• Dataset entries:

────────

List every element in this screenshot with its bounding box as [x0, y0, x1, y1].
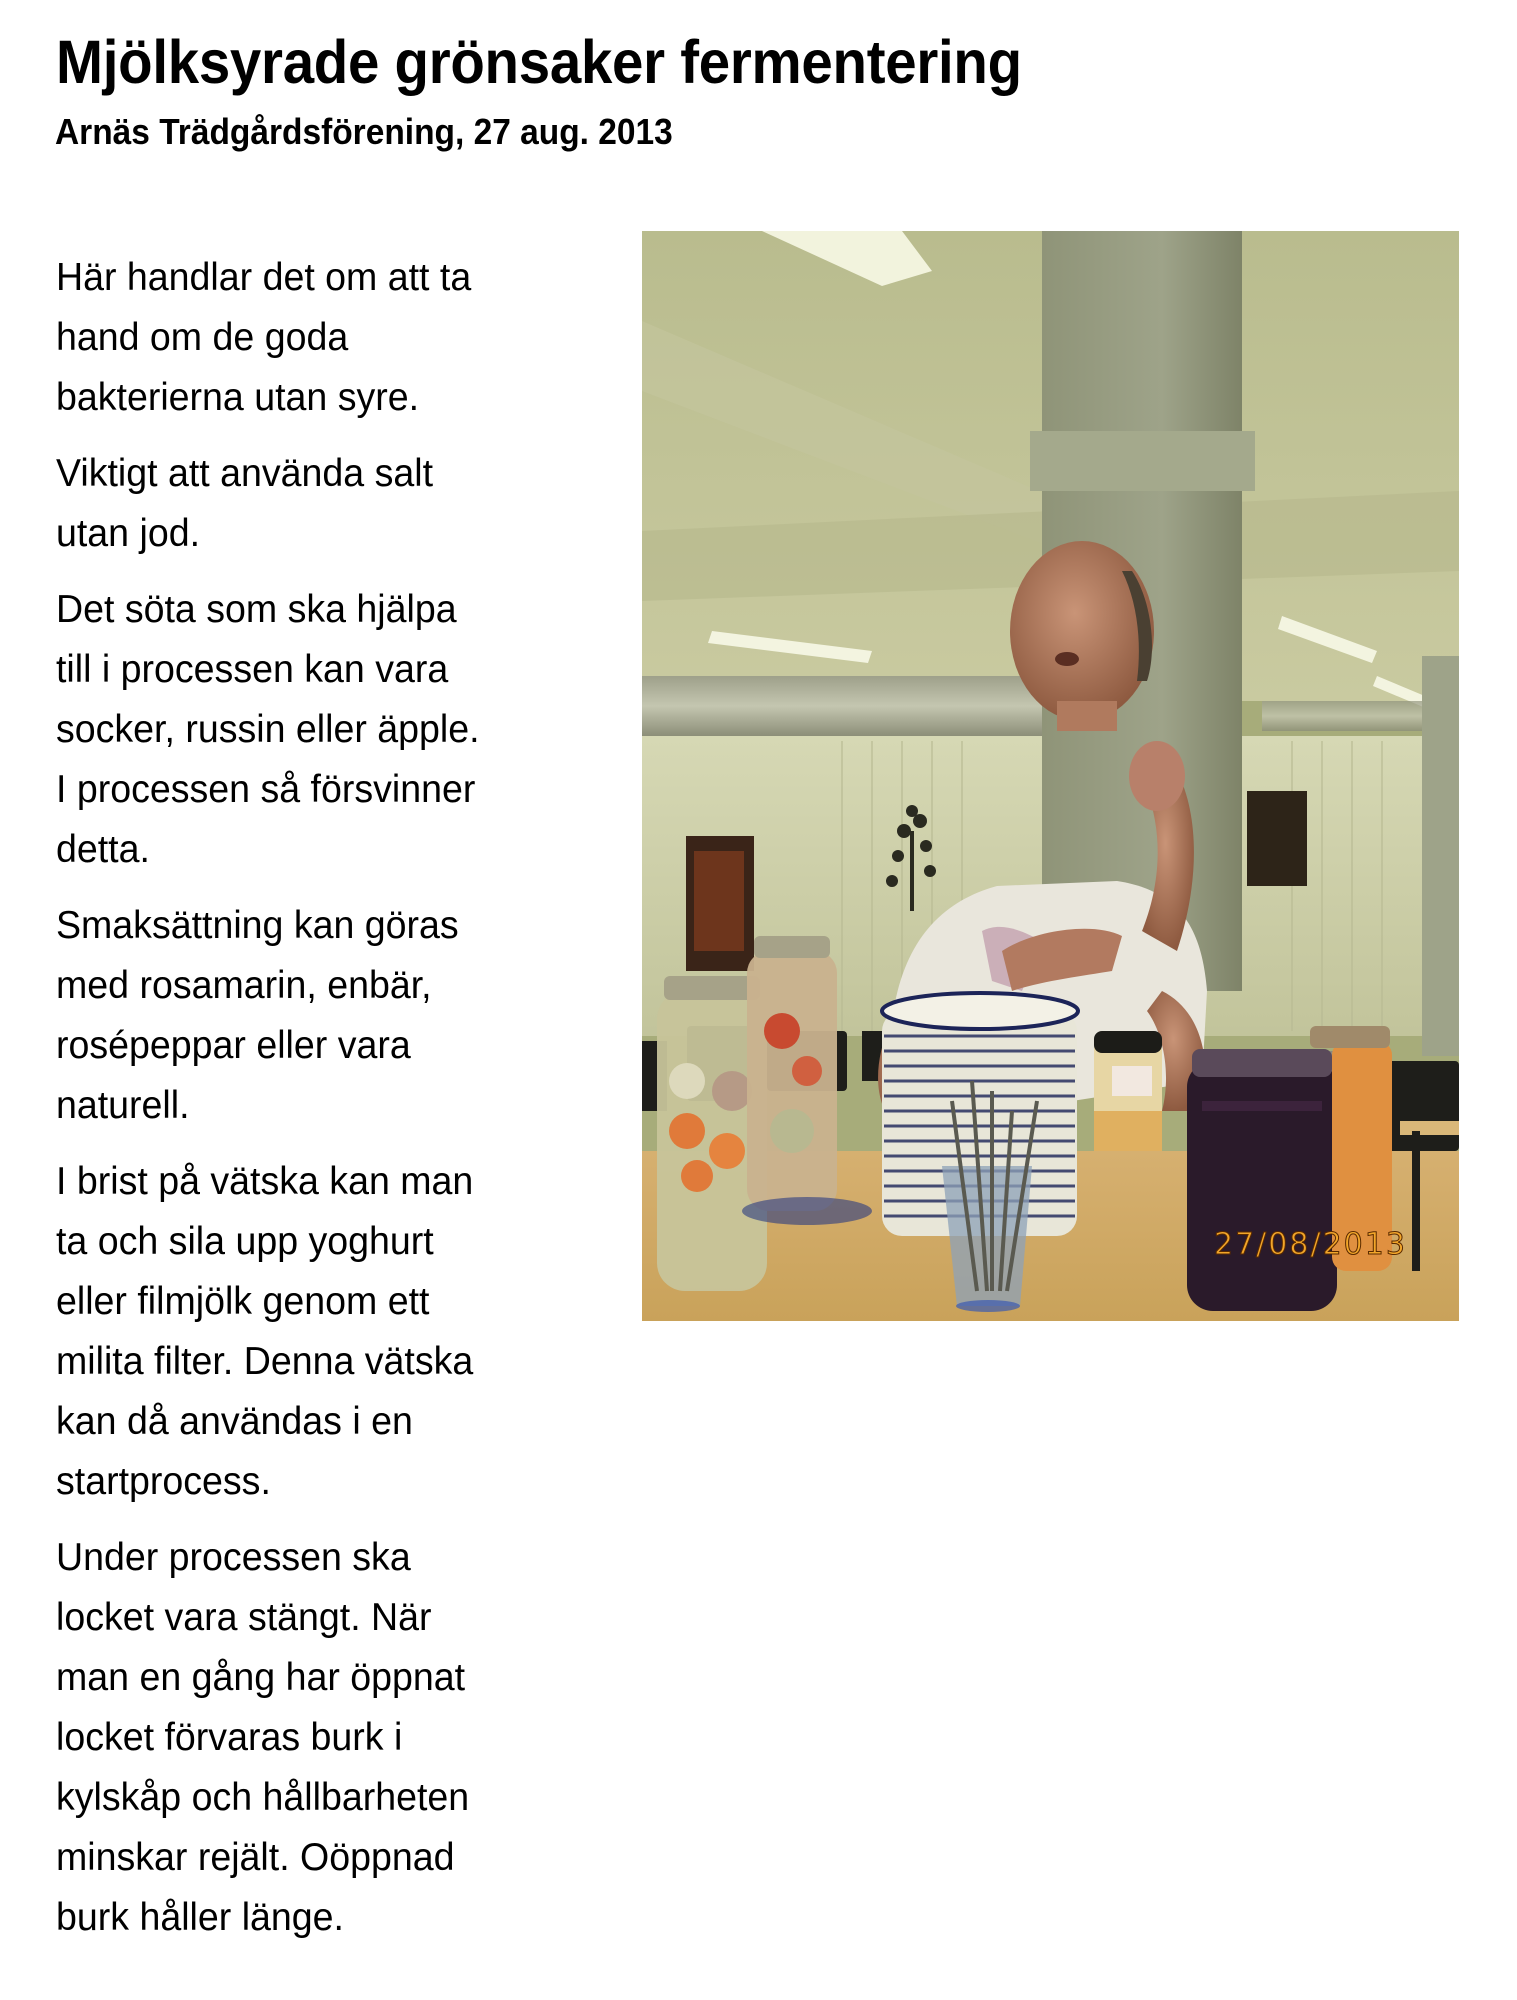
text-line: locket förvaras burk i: [56, 1716, 403, 1759]
wall-poster: [1247, 791, 1307, 886]
text-line: ta och sila upp yoghurt: [56, 1220, 434, 1263]
text-line: burk håller länge.: [56, 1896, 344, 1939]
text-line: detta.: [56, 828, 150, 871]
paragraph: [56, 896, 616, 1136]
text-line: minskar rejält. Oöppnad: [56, 1836, 455, 1879]
text-line: I processen så försvinner: [56, 768, 476, 811]
page-subtitle: Arnäs Trädgårdsförening, 27 aug. 2013: [55, 111, 673, 152]
paragraph: [56, 580, 616, 880]
text-line: I brist på vätska kan man: [56, 1160, 474, 1203]
text-line: Smaksättning kan göras: [56, 904, 459, 947]
text-line: Under processen ska: [56, 1536, 411, 1579]
pillar-bracket: [1030, 431, 1255, 491]
photo-date-stamp: 27/08/2013: [1214, 1227, 1407, 1262]
text-line: naturell.: [56, 1084, 190, 1127]
text-line: kylskåp och hållbarheten: [56, 1776, 470, 1819]
text-line: socker, russin eller äpple.: [56, 708, 480, 751]
text-line: hand om de goda: [56, 316, 349, 359]
text-line: milita filter. Denna vätska: [56, 1340, 474, 1383]
text-line: locket vara stängt. När: [56, 1596, 432, 1639]
paragraph: [56, 248, 616, 428]
paragraph: [56, 1152, 616, 1512]
ventilation-duct: [642, 676, 1062, 736]
body-text: [56, 248, 616, 1964]
vegetable-jar: [747, 936, 837, 1211]
text-line: man en gång har öppnat: [56, 1656, 466, 1699]
text-line: till i processen kan vara: [56, 648, 449, 691]
text-line: startprocess.: [56, 1460, 271, 1503]
photo-illustration: [642, 231, 1459, 1321]
text-line: rosépeppar eller vara: [56, 1024, 411, 1067]
page-title: Mjölksyrade grönsaker fermentering: [56, 28, 1022, 96]
text-line: med rosamarin, enbär,: [56, 964, 432, 1007]
paragraph: [56, 444, 616, 564]
text-line: kan då användas i en: [56, 1400, 413, 1443]
text-line: bakterierna utan syre.: [56, 376, 420, 419]
berry-jar: [1187, 1049, 1337, 1311]
text-line: utan jod.: [56, 512, 201, 555]
text-line: Viktigt att använda salt: [56, 452, 434, 495]
honey-jar: [1094, 1031, 1162, 1151]
text-line: eller filmjölk genom ett: [56, 1280, 430, 1323]
text-line: Här handlar det om att ta: [56, 256, 472, 299]
text-line: Det söta som ska hjälpa: [56, 588, 457, 631]
event-photo: [642, 231, 1459, 1321]
man-head: [1010, 541, 1154, 721]
man-hand: [1129, 741, 1185, 811]
paragraph: [56, 1528, 616, 1948]
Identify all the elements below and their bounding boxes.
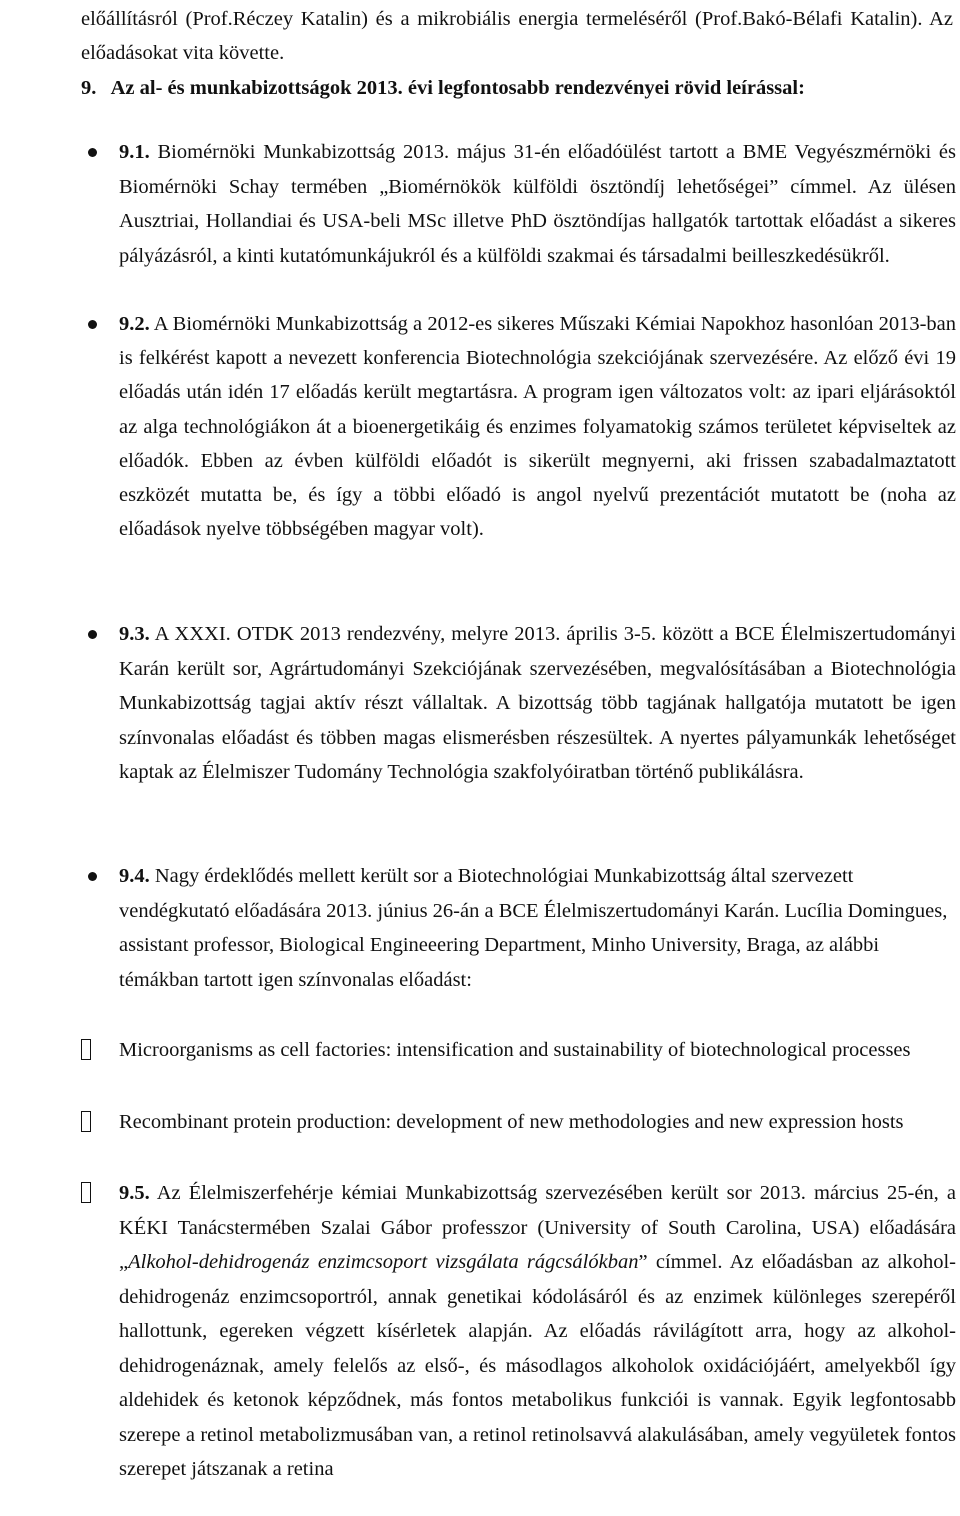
item-text: Nagy érdeklődés mellett került sor a Biotechnológiai Munkabizottság által szervezett vendégkutató előadására 2013. június 26-án a BCE Élelmiszertudományi Karán. Lucília Domingues, assistant professor, Biological Engineeering Department, Minho University, Braga, az alábbi témákban tartott igen színvonalas előadást: [119,865,948,991]
bullet-icon [88,872,97,881]
box-bullet-icon [81,1111,91,1132]
item-number: 9.5. [119,1182,150,1204]
item-text: A Biomérnöki Munkabizottság a 2012-es sikeres Műszaki Kémiai Napokhoz hasonlóan 2013-ban is felkérést kapott a nevezett konferencia Biotechnológia szekciójának szervezésére. Az előző évi 19 előadás után idén 17 előadás került megtartásra. A program igen változatos volt: az ipari eljárásoktól az alga technológiákon át a bioenergetikáig és enzimes folyamatokig számos területet képviseltek az előadók. Ebben az évben külföldi előadót is sikerült megnyerni, aki frissen szabadalmaztatott eszközét mutatta be, és így a többi előadó is angol nyelvű prezentációt mutatott be (noha az előadások nyelve többségében magyar volt). [119,313,956,541]
item-number: 9.3. [119,623,150,645]
bullet-icon [88,320,97,329]
box-bullet-icon [81,1182,91,1203]
item-number: 9.1. [119,141,150,163]
topic-item-1 [119,1033,956,1068]
list-item-9-2 [119,307,956,546]
item-text-continued: ” címmel. Az előadásban az alkohol-dehidrogenáz enzimcsoportról, annak genetikai kódolásáról és az enzimek különleges szerepéről hallottunk, egereken végzett kísérletek alapján. Az előadás rávilágított arra, hogy az alkohol-dehidrogenáznak, amely felelős az első-, és másodlagos alkoholok oxidációjáért, amelyekből így aldehidek és ketonok képződnek, más fontos metabolikus funkciói is vannak. Egyik legfontosabb szerepe a retinol metabolizmusában van, a retinol retinolsavvá alakulásában, amely vegyületek fontos szerepet játszanak a retina [119,1251,956,1480]
topic-item-2 [119,1105,956,1140]
topic-text: Microorganisms as cell factories: intensification and sustainability of biotechnological processes [119,1039,911,1061]
item-number: 9.4. [119,865,150,887]
item-text: A XXXI. OTDK 2013 rendezvény, melyre 2013. április 3-5. között a BCE Élelmiszertudományi Karán került sor, Agrártudományi Szekciójának szervezésében, megvalósításában a Biotechnológia Munkabizottság tagjai aktív részt vállaltak. A bizottság több tagjának hallgatója mutatott be igen színvonalas előadást és többen magas elismerésben részesültek. A nyertes pályamunkák lehetőséget kaptak az Élelmiszer Tudomány Technológia szakfolyóiratban történő publikálásra. [119,623,956,783]
item-number: 9.2. [119,313,150,335]
bullet-icon [88,148,97,157]
bullet-icon [88,630,97,639]
item-text: Biomérnöki Munkabizottság 2013. május 31-én előadóülést tartott a BME Vegyészmérnöki és Biomérnöki Schay termében „Biomérnökök külföldi ösztöndíj lehetőségei” címmel. Az ülésen Ausztriai, Hollandiai és USA-beli MSc illetve PhD ösztöndíjas hallgatók tartottak előadást a sikeres pályázásról, a kinti kutatómunkájukról és a külföldi szakmai és társadalmi beilleszkedésükről. [119,141,956,267]
topic-text: Recombinant protein production: development of new methodologies and new expression hosts [119,1111,904,1133]
list-item-9-1 [119,135,956,273]
intro-paragraph: előállításról (Prof.Réczey Katalin) és a mikrobiális energia termeléséről (Prof.Bakó-Bélafi Katalin). Az előadásokat vita követte. [81,8,953,64]
section-heading: 9. Az al- és munkabizottságok 2013. évi legfontosabb rendezvényei rövid leírással: [81,77,805,99]
box-bullet-icon [81,1039,91,1060]
item-text: Az Élelmiszerfehérje kémiai Munkabizottság szervezésében került sor 2013. március 25-én, a KÉKI Tanácstermében Szalai Gábor professzor (University of South Carolina, USA) előadására „ [119,1182,956,1273]
list-item-9-4 [119,859,956,997]
lecture-title: Alkohol-dehidrogenáz enzimcsoport vizsgálata rágcsálókban [128,1251,639,1273]
list-item-9-5 [119,1176,956,1487]
list-item-9-3 [119,617,956,790]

────────

Once you have counted the lines above that hold the word "utan", report only that total.

• RESPONSE AREA:
2